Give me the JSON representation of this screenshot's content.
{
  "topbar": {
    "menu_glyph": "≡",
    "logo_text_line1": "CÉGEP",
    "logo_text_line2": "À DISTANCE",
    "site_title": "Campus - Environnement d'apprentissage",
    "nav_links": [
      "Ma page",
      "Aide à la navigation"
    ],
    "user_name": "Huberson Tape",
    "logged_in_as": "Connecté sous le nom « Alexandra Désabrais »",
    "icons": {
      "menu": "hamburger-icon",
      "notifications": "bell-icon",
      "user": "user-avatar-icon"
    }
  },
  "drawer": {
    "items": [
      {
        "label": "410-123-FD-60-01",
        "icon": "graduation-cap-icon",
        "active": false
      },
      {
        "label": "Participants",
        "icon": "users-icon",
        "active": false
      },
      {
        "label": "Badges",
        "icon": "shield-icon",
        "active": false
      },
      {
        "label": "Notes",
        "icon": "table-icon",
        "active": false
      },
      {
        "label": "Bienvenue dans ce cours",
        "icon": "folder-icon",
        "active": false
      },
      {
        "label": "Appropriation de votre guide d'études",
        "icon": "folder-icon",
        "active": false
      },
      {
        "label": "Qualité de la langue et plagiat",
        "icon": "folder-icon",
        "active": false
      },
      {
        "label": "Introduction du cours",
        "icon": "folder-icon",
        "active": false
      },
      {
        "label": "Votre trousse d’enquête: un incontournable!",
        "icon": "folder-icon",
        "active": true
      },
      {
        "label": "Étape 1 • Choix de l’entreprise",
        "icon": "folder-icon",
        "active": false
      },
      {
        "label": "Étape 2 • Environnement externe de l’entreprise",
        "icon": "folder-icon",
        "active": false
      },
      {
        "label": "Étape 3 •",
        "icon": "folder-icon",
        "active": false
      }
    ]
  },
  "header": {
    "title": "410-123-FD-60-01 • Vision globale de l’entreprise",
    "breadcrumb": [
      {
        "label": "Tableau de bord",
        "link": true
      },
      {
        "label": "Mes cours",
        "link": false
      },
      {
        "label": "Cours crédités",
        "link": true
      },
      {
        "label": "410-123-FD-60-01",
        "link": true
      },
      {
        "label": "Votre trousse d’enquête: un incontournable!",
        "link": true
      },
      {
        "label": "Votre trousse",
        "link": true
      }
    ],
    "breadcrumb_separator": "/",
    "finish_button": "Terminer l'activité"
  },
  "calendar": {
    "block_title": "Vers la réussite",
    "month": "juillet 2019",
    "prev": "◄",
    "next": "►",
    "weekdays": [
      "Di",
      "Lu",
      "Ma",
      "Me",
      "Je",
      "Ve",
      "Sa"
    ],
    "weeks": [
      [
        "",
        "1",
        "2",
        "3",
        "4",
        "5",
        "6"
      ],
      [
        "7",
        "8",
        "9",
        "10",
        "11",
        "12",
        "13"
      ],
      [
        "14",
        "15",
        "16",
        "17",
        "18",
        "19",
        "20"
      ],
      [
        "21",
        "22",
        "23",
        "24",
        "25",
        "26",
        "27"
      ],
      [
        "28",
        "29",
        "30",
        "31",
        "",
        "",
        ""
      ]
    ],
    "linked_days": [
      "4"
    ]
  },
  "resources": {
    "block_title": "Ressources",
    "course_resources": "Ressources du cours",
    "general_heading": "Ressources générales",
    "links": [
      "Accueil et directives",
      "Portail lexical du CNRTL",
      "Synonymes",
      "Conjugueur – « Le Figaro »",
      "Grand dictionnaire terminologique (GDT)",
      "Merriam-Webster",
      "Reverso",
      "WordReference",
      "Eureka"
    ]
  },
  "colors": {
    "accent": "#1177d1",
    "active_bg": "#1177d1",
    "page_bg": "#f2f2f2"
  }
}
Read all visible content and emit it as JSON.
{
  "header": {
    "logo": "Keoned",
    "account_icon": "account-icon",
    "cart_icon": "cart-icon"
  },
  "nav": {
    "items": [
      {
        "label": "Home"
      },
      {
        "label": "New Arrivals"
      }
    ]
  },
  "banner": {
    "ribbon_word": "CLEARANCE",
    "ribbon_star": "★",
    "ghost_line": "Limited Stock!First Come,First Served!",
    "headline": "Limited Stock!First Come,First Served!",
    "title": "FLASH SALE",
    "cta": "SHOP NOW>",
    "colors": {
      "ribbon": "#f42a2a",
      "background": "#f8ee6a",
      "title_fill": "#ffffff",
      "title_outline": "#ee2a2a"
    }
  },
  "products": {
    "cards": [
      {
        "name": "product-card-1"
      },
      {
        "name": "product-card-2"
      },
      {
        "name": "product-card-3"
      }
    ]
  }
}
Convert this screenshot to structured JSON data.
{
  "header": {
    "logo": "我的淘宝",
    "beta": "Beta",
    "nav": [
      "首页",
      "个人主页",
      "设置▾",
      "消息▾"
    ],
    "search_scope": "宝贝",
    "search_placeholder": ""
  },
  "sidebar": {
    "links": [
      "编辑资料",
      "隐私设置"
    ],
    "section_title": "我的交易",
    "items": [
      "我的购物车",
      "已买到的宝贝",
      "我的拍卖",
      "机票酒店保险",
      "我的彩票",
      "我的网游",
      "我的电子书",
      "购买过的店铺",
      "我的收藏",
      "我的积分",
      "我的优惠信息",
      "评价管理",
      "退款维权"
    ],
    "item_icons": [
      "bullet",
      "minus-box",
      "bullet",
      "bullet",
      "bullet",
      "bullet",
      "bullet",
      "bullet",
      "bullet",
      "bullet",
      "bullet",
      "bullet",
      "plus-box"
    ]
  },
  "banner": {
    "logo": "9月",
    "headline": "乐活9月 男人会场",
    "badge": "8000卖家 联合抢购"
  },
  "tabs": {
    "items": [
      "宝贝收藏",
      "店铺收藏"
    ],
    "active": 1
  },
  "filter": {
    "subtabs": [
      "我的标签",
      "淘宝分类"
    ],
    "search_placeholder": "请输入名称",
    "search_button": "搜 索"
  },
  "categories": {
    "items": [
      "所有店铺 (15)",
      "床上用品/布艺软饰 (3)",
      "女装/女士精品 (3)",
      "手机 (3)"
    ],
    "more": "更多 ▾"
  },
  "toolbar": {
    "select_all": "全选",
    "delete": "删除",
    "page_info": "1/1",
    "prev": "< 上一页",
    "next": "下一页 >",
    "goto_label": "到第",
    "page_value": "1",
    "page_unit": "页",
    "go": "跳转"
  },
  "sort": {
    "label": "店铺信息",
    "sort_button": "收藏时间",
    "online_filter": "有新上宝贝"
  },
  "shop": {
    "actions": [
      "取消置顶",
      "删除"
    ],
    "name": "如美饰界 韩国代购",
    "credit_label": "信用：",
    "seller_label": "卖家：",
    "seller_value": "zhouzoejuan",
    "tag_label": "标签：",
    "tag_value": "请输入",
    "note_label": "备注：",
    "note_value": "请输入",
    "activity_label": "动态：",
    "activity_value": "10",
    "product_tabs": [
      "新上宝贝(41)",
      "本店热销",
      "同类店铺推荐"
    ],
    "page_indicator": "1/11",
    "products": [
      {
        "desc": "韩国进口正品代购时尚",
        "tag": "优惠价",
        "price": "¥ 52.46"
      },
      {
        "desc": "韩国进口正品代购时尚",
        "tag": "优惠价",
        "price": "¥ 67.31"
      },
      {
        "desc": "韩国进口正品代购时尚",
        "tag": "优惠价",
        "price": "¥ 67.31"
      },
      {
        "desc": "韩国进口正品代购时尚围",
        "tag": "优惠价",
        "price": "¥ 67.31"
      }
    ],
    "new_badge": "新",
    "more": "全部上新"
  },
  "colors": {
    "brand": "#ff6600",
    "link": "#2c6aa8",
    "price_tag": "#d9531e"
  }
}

* [Problem] Scan the lines for the string "Come". Copy out each line that matches.

* [Result of this task]
    "ghost_line": "Limited Stock!First Come,First Served!",
    "headline": "Limited Stock!First Come,First Served!",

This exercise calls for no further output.